*What is asked*. Gather up every line that includes the string "ylabel".

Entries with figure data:

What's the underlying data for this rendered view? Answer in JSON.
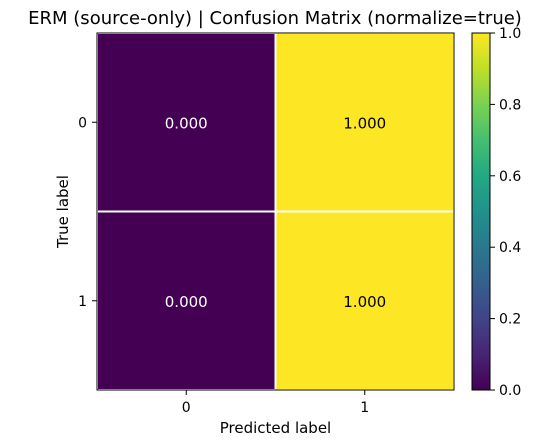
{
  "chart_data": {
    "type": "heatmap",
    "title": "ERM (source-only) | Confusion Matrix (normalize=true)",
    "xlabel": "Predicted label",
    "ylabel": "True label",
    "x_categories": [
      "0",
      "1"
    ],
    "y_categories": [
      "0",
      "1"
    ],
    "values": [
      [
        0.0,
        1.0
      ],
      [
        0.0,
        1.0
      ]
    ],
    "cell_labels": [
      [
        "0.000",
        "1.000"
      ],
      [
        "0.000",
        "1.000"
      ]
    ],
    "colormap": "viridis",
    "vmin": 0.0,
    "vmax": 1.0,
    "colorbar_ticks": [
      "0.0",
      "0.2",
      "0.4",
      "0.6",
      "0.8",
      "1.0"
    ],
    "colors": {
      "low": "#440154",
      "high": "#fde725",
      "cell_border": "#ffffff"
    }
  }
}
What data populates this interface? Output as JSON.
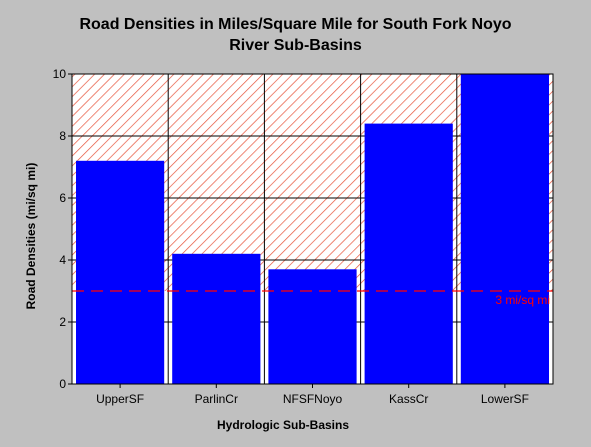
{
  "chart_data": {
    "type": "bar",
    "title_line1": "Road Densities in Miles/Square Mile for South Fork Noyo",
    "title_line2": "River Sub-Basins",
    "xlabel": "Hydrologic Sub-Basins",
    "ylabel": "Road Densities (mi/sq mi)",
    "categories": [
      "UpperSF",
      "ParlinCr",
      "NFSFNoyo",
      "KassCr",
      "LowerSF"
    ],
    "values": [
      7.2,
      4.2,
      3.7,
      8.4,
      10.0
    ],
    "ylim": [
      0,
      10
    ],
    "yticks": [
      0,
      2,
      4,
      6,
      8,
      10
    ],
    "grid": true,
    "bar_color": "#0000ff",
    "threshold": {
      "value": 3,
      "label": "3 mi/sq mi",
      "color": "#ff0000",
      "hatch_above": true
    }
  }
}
--
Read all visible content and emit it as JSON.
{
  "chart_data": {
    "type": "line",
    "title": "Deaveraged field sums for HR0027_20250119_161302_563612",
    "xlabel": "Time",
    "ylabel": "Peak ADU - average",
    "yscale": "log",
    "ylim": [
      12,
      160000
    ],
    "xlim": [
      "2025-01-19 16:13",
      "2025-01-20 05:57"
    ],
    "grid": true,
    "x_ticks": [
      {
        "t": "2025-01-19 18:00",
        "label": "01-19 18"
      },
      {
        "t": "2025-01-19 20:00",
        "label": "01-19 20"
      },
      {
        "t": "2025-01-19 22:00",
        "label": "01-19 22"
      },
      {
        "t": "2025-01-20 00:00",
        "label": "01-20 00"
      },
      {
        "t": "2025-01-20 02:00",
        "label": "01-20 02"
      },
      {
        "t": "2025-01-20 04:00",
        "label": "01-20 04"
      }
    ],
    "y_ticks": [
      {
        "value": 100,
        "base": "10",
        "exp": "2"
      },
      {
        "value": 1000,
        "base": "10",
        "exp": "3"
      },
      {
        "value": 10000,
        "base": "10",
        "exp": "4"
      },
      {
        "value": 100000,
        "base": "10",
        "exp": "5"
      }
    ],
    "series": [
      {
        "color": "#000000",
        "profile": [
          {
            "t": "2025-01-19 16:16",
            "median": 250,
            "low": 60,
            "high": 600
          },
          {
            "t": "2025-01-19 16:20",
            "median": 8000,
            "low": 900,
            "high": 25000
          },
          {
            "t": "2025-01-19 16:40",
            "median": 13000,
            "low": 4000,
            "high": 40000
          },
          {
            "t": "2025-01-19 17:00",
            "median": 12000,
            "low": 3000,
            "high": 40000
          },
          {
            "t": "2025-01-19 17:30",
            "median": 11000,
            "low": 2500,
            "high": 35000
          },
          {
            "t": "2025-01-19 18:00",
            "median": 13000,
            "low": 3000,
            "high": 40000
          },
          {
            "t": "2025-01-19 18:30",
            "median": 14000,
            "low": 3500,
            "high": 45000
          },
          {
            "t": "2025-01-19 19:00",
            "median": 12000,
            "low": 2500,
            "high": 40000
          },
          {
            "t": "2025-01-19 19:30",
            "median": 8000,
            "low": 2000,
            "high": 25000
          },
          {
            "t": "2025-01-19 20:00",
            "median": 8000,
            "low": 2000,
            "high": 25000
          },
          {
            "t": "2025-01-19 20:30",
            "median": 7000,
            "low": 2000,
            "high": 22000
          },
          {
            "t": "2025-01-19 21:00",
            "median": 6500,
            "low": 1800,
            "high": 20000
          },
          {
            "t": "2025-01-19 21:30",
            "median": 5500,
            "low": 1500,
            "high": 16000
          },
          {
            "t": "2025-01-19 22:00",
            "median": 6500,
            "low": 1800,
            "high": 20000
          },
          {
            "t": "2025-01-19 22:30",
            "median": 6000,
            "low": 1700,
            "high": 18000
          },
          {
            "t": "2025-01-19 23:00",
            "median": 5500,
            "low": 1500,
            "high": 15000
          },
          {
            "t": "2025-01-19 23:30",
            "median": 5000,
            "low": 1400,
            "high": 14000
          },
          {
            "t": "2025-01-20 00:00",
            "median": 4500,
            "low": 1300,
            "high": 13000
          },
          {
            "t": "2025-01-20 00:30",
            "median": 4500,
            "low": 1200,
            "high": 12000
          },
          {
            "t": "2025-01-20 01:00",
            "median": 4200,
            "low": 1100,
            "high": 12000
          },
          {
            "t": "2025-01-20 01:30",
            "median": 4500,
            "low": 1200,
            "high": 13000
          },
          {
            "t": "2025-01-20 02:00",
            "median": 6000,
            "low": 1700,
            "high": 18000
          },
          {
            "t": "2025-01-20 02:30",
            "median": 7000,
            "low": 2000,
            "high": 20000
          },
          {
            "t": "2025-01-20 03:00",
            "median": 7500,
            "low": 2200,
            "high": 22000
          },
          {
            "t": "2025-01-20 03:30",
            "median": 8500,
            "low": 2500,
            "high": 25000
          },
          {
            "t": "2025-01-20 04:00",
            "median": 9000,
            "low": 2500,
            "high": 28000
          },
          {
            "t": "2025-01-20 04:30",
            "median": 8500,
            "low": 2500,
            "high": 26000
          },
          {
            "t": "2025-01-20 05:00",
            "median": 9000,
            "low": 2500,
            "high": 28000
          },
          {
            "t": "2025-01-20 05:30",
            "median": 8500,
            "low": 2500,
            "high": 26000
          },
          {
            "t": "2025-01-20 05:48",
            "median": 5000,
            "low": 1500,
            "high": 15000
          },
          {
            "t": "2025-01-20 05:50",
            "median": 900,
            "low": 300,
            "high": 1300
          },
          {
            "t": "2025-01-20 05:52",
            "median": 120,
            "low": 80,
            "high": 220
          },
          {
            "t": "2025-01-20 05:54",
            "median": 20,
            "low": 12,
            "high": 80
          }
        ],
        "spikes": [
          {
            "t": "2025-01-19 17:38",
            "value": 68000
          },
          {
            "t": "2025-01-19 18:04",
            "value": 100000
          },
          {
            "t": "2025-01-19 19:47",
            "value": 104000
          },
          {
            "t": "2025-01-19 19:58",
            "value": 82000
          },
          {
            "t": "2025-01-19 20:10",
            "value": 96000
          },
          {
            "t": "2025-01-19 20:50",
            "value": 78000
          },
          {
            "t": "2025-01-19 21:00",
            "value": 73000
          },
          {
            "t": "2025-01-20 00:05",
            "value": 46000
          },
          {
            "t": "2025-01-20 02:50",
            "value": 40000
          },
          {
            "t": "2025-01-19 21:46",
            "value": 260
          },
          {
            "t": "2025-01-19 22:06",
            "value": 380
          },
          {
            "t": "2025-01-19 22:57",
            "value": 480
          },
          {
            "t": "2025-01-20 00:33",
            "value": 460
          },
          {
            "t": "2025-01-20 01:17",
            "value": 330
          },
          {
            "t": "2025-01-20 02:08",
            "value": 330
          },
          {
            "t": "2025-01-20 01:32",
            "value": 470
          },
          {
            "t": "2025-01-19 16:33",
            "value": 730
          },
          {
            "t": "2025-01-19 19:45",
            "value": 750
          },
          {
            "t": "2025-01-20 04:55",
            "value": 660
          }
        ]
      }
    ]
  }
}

*Solution to this exercise*.
    "ylabel": "True label",
    "ylabel": "Road Densities (mi/sq mi)",
    "ylabel": "Peak ADU - average",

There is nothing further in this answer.